(Given problem) Below is a block of records; repeat all of them exactly.

(Recorded information)

"""

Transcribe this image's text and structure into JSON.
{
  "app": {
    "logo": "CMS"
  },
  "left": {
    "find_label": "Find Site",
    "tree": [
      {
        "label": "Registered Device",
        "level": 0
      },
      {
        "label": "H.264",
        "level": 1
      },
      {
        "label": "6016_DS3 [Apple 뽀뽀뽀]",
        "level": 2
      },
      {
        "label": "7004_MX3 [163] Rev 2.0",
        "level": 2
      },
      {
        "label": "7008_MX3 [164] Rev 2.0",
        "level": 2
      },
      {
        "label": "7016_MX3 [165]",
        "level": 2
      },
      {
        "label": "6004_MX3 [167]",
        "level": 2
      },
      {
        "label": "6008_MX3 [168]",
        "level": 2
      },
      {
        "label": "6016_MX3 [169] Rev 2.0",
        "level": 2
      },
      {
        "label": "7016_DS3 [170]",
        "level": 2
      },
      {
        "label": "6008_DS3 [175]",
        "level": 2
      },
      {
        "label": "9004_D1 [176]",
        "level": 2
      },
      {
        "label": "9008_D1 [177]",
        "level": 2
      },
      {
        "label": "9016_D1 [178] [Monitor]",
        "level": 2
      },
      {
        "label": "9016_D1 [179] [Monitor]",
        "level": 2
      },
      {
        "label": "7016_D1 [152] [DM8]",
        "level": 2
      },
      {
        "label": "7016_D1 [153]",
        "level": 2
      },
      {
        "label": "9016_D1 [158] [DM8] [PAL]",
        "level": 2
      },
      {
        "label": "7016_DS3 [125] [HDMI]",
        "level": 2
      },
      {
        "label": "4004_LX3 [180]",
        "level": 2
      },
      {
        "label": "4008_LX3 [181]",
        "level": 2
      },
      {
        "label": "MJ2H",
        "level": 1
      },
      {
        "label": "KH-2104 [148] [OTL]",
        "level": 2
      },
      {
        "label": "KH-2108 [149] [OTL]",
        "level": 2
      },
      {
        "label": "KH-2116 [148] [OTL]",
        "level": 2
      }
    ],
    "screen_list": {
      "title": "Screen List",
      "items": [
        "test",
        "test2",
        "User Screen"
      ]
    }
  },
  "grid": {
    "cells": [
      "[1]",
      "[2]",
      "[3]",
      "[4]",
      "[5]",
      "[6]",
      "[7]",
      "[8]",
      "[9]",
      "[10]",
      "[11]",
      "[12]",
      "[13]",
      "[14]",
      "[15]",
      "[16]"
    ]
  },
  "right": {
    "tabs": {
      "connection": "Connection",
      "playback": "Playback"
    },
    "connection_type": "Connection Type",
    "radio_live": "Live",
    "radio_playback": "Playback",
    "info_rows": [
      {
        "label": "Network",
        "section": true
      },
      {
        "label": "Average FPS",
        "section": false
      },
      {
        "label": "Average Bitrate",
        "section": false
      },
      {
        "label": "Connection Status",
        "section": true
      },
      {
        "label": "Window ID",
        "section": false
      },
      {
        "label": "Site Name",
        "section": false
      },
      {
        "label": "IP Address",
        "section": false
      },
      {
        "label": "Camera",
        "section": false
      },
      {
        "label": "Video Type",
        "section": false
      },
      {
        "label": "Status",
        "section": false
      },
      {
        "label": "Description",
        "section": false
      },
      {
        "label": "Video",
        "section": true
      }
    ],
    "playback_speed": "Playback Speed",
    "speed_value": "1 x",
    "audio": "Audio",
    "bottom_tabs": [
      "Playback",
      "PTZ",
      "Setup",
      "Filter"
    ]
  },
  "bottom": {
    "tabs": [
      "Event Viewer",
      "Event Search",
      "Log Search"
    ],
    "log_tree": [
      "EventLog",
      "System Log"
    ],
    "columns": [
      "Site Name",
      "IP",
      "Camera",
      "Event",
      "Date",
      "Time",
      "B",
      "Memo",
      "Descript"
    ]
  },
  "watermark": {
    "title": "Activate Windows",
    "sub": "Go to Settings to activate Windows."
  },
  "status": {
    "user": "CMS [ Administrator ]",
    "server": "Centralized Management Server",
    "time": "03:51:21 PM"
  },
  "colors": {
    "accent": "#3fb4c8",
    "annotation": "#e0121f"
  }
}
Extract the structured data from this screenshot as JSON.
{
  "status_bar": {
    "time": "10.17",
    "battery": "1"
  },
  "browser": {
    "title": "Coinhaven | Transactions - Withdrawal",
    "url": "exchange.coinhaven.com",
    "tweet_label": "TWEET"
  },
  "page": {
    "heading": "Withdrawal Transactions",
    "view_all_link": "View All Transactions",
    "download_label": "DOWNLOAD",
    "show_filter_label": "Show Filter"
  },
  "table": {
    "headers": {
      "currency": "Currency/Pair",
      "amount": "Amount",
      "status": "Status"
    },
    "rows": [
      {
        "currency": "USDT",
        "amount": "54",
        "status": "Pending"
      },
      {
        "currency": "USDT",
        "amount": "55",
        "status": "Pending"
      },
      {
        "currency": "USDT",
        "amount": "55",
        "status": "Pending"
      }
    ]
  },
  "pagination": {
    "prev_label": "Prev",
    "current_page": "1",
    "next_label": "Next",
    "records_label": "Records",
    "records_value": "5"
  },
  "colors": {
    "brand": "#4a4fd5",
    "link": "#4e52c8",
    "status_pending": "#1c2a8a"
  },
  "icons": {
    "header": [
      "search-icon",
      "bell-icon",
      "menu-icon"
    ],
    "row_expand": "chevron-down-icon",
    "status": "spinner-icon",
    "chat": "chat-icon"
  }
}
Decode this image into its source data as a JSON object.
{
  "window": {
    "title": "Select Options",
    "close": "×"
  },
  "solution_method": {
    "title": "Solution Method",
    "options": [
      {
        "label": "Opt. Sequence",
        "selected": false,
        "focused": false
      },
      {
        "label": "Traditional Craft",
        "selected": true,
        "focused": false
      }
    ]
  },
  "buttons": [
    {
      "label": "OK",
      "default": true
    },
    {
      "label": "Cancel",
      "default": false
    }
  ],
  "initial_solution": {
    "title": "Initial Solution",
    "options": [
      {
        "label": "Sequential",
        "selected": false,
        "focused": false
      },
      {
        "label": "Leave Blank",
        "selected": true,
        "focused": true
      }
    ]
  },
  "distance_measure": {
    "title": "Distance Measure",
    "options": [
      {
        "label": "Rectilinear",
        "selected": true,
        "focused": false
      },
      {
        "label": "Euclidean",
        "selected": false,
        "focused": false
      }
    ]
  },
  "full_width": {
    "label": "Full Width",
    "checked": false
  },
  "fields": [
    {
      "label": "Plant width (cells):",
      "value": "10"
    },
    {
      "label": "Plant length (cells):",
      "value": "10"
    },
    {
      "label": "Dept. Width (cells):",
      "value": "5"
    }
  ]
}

"""

(Right answer)
Transcribe this image's text and structure into JSON.
{
  "app": {
    "logo": "CMS"
  },
  "left": {
    "find_label": "Find Site",
    "tree": [
      {
        "label": "Registered Device",
        "level": 0
      },
      {
        "label": "H.264",
        "level": 1
      },
      {
        "label": "6016_DS3 [Apple 뽀뽀뽀]",
        "level": 2
      },
      {
        "label": "7004_MX3 [163] Rev 2.0",
        "level": 2
      },
      {
        "label": "7008_MX3 [164] Rev 2.0",
        "level": 2
      },
      {
        "label": "7016_MX3 [165]",
        "level": 2
      },
      {
        "label": "6004_MX3 [167]",
        "level": 2
      },
      {
        "label": "6008_MX3 [168]",
        "level": 2
      },
      {
        "label": "6016_MX3 [169] Rev 2.0",
        "level": 2
      },
      {
        "label": "7016_DS3 [170]",
        "level": 2
      },
      {
        "label": "6008_DS3 [175]",
        "level": 2
      },
      {
        "label": "9004_D1 [176]",
        "level": 2
      },
      {
        "label": "9008_D1 [177]",
        "level": 2
      },
      {
        "label": "9016_D1 [178] [Monitor]",
        "level": 2
      },
      {
        "label": "9016_D1 [179] [Monitor]",
        "level": 2
      },
      {
        "label": "7016_D1 [152] [DM8]",
        "level": 2
      },
      {
        "label": "7016_D1 [153]",
        "level": 2
      },
      {
        "label": "9016_D1 [158] [DM8] [PAL]",
        "level": 2
      },
      {
        "label": "7016_DS3 [125] [HDMI]",
        "level": 2
      },
      {
        "label": "4004_LX3 [180]",
        "level": 2
      },
      {
        "label": "4008_LX3 [181]",
        "level": 2
      },
      {
        "label": "MJ2H",
        "level": 1
      },
      {
        "label": "KH-2104 [148] [OTL]",
        "level": 2
      },
      {
        "label": "KH-2108 [149] [OTL]",
        "level": 2
      },
      {
        "label": "KH-2116 [148] [OTL]",
        "level": 2
      }
    ],
    "screen_list": {
      "title": "Screen List",
      "items": [
        "test",
        "test2",
        "User Screen"
      ]
    }
  },
  "grid": {
    "cells": [
      "[1]",
      "[2]",
      "[3]",
      "[4]",
      "[5]",
      "[6]",
      "[7]",
      "[8]",
      "[9]",
      "[10]",
      "[11]",
      "[12]",
      "[13]",
      "[14]",
      "[15]",
      "[16]"
    ]
  },
  "right": {
    "tabs": {
      "connection": "Connection",
      "playback": "Playback"
    },
    "connection_type": "Connection Type",
    "radio_live": "Live",
    "radio_playback": "Playback",
    "info_rows": [
      {
        "label": "Network",
        "section": true
      },
      {
        "label": "Average FPS",
        "section": false
      },
      {
        "label": "Average Bitrate",
        "section": false
      },
      {
        "label": "Connection Status",
        "section": true
      },
      {
        "label": "Window ID",
        "section": false
      },
      {
        "label": "Site Name",
        "section": false
      },
      {
        "label": "IP Address",
        "section": false
      },
      {
        "label": "Camera",
        "section": false
      },
      {
        "label": "Video Type",
        "section": false
      },
      {
        "label": "Status",
        "section": false
      },
      {
        "label": "Description",
        "section": false
      },
      {
        "label": "Video",
        "section": true
      }
    ],
    "playback_speed": "Playback Speed",
    "speed_value": "1 x",
    "audio": "Audio",
    "bottom_tabs": [
      "Playback",
      "PTZ",
      "Setup",
      "Filter"
    ]
  },
  "bottom": {
    "tabs": [
      "Event Viewer",
      "Event Search",
      "Log Search"
    ],
    "log_tree": [
      "EventLog",
      "System Log"
    ],
    "columns": [
      "Site Name",
      "IP",
      "Camera",
      "Event",
      "Date",
      "Time",
      "B",
      "Memo",
      "Descript"
    ]
  },
  "watermark": {
    "title": "Activate Windows",
    "sub": "Go to Settings to activate Windows."
  },
  "status": {
    "user": "CMS [ Administrator ]",
    "server": "Centralized Management Server",
    "time": "03:51:21 PM"
  },
  "colors": {
    "accent": "#3fb4c8",
    "annotation": "#e0121f"
  }
}
Extract the structured data from this screenshot as JSON.
{
  "status_bar": {
    "time": "10.17",
    "battery": "1"
  },
  "browser": {
    "title": "Coinhaven | Transactions - Withdrawal",
    "url": "exchange.coinhaven.com",
    "tweet_label": "TWEET"
  },
  "page": {
    "heading": "Withdrawal Transactions",
    "view_all_link": "View All Transactions",
    "download_label": "DOWNLOAD",
    "show_filter_label": "Show Filter"
  },
  "table": {
    "headers": {
      "currency": "Currency/Pair",
      "amount": "Amount",
      "status": "Status"
    },
    "rows": [
      {
        "currency": "USDT",
        "amount": "54",
        "status": "Pending"
      },
      {
        "currency": "USDT",
        "amount": "55",
        "status": "Pending"
      },
      {
        "currency": "USDT",
        "amount": "55",
        "status": "Pending"
      }
    ]
  },
  "pagination": {
    "prev_label": "Prev",
    "current_page": "1",
    "next_label": "Next",
    "records_label": "Records",
    "records_value": "5"
  },
  "colors": {
    "brand": "#4a4fd5",
    "link": "#4e52c8",
    "status_pending": "#1c2a8a"
  },
  "icons": {
    "header": [
      "search-icon",
      "bell-icon",
      "menu-icon"
    ],
    "row_expand": "chevron-down-icon",
    "status": "spinner-icon",
    "chat": "chat-icon"
  }
}
Decode this image into its source data as a JSON object.
{
  "window": {
    "title": "Select Options",
    "close": "×"
  },
  "solution_method": {
    "title": "Solution Method",
    "options": [
      {
        "label": "Opt. Sequence",
        "selected": false,
        "focused": false
      },
      {
        "label": "Traditional Craft",
        "selected": true,
        "focused": false
      }
    ]
  },
  "buttons": [
    {
      "label": "OK",
      "default": true
    },
    {
      "label": "Cancel",
      "default": false
    }
  ],
  "initial_solution": {
    "title": "Initial Solution",
    "options": [
      {
        "label": "Sequential",
        "selected": false,
        "focused": false
      },
      {
        "label": "Leave Blank",
        "selected": true,
        "focused": true
      }
    ]
  },
  "distance_measure": {
    "title": "Distance Measure",
    "options": [
      {
        "label": "Rectilinear",
        "selected": true,
        "focused": false
      },
      {
        "label": "Euclidean",
        "selected": false,
        "focused": false
      }
    ]
  },
  "full_width": {
    "label": "Full Width",
    "checked": false
  },
  "fields": [
    {
      "label": "Plant width (cells):",
      "value": "10"
    },
    {
      "label": "Plant length (cells):",
      "value": "10"
    },
    {
      "label": "Dept. Width (cells):",
      "value": "5"
    }
  ]
}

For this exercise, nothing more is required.